● WHAT THE TASK ASKS
Find the string "Probe" in the listing and report every line that has it.
Start of MATERIAL SUPPLIED
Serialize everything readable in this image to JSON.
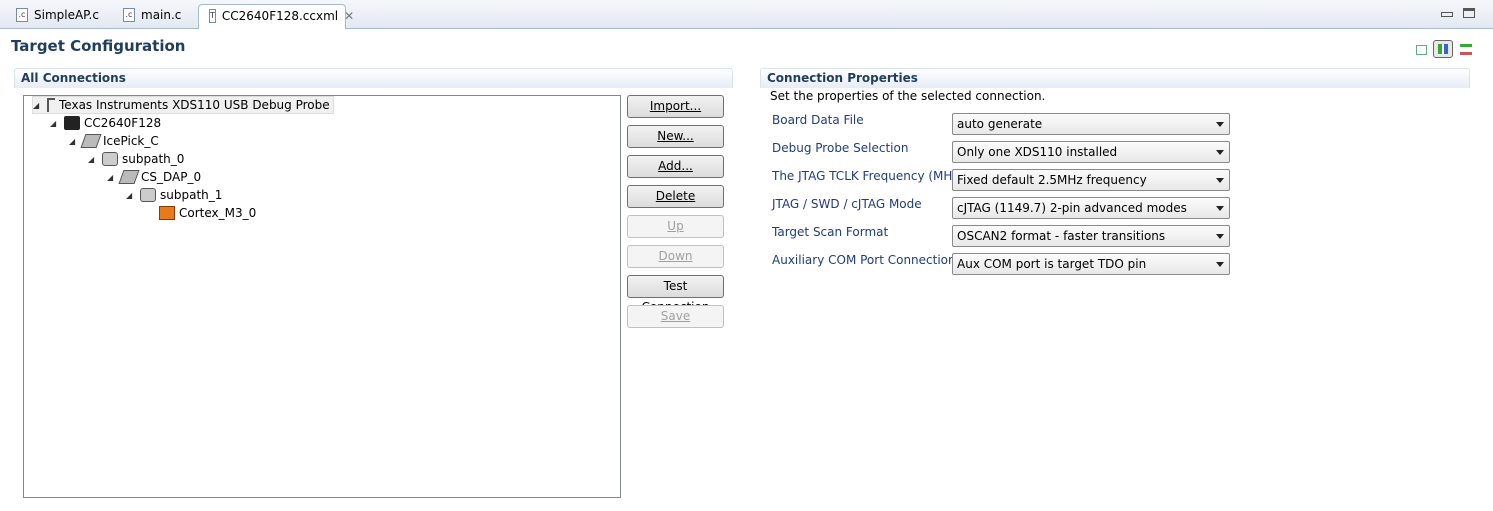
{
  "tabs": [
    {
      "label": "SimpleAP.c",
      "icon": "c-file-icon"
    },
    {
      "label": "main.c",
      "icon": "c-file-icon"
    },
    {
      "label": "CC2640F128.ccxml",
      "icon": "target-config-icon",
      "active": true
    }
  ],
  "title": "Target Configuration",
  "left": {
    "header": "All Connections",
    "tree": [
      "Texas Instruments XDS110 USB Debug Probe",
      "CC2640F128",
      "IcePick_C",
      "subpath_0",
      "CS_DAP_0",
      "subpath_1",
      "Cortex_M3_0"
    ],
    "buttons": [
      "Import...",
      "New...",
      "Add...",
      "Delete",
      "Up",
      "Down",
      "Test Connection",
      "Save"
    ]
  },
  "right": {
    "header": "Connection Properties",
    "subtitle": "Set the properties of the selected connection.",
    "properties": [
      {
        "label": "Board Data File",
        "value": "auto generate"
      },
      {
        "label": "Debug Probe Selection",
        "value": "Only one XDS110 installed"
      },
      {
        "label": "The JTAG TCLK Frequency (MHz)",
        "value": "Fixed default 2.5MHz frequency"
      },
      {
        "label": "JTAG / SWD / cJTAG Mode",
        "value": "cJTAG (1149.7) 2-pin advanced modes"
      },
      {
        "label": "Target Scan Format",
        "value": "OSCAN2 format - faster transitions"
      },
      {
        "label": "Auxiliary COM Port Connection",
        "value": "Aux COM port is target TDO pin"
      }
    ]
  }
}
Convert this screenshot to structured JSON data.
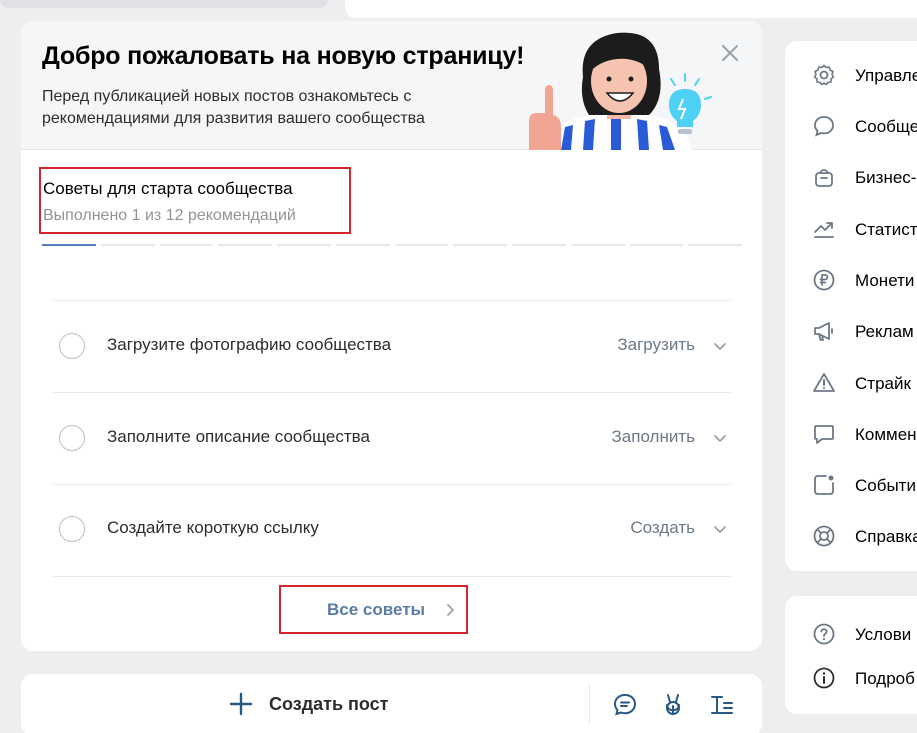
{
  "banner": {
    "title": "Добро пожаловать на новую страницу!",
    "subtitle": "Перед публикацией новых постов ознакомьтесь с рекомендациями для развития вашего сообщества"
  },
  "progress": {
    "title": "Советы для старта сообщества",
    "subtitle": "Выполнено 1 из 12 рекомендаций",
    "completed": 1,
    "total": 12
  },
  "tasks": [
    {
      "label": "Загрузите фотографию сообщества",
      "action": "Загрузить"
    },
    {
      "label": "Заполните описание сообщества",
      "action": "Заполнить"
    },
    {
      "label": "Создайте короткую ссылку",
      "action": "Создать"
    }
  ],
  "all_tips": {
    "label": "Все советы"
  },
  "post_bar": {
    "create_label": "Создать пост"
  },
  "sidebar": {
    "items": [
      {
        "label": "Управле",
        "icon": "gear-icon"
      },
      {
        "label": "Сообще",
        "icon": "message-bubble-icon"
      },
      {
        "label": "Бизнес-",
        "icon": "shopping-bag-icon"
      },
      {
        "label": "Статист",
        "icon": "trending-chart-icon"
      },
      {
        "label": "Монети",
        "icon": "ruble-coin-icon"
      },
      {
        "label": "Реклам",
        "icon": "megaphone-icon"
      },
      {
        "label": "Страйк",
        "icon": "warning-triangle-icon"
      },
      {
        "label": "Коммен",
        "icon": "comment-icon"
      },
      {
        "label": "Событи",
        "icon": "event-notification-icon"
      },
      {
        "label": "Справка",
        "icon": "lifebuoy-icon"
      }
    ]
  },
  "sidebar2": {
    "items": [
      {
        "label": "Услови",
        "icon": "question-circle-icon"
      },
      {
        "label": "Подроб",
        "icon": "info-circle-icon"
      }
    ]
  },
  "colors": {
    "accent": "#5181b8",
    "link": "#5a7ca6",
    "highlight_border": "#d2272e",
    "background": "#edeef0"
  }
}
End of MATERIAL SUPPLIED
● RIGHT ANSWER
      "Texas Instruments XDS110 USB Debug Probe",
        "label": "Debug Probe Selection",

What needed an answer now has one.